Latihan:
[1] Berdasarkan kutipan tentang posisi pekerjaan yang paling dicari di Magelang, jelaskan mengapa temuan mengenai daftar posisi teratas dikatakan menguatkan kesimpulan sebelumnya. Tulis jawaban dalam satu sampai tiga kalimat.
[2] Menurut kutipan tentang posisi pekerjaan yang paling dicari di Magelang, posisi apa saja yang menjadi daftar teratas?
[3] Lanjutkan kutipan tentang posisi pekerjaan yang paling dicari di Magelang, mulai setelah kalimat terakhirnya.

Kutipan Dokumen:
__________
Sumber: Website Jobstreet


Siapa yang Paling Dicari? Para Pekerja di Garda Depan

Jika analisis sektor adalah peta wilayahnya, maka analisis posisi pekerjaan adalah penunjuk jalan detailnya. Siapa sebenarnya yang paling dibutuhkan perusahaan di Magelang? Jawabannya jelas bukan manajer atau insinyur, melainkan para pekerja di garda terdepan. Posisi seperti kasir, sales, barista, juru masak, dan waiter/waitress menjadi daftar teratas. Temuan ini menguatkan kesimpulan sebelumnya bahwa di dalam sektor perdagangan yang begitu besar, kebutuhan utamanya adalah sales dan kasir. Di dalam sektor akomodasi & makan minum yang sedang naik daun, barista dan juru masak adalah raja. Ini adalah sinyal kuat dari pasar bahwa industri Kota Magelang dan sekitarnya haus akan tenaga kerja yang terampil melayani, berkomunikasi, dan menjual.
__________
Data yang Disediakan:
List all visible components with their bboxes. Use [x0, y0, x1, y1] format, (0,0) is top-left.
__________
Jawaban Tertulis:
[1] Temuan itu menguatkan kesimpulan sebelumnya karena posisi seperti kasir dan sales berada di daftar teratas. Hal ini sejalan dengan kesimpulan bahwa di dalam sektor perdagangan yang begitu besar, kebutuhan utamanya adalah sales dan kasir.

[2] Kasir, sales, barista, juru masak, dan waiter/waitress.

[3]
Sumber: Website Jobstreet


Menjahit Kembali Benang yang Terputus

Lalu, apa sebetulnya cerita di balik semua angka ini? Tentu, ini bukan sekadar deretan angka yang tidak memiliki makna. Angka-angka ini seolah berbicara, menjadi kompas yang bisa menunjukkan arah perbaikan masa depan ketenagakerjaan Kota Magelang. Temuan ini adalah sebuah ajakan untuk kita semua, baik yang berada di dunia pendidikan maupun di pemerintahan untuk berhenti sejenak dan berpikir. Ada sebuah robekan antara dunia sekolah dan dunia kerja, dan kini saatnya kita mengambil jarum dan benang untuk mulai menjahitnya kembali.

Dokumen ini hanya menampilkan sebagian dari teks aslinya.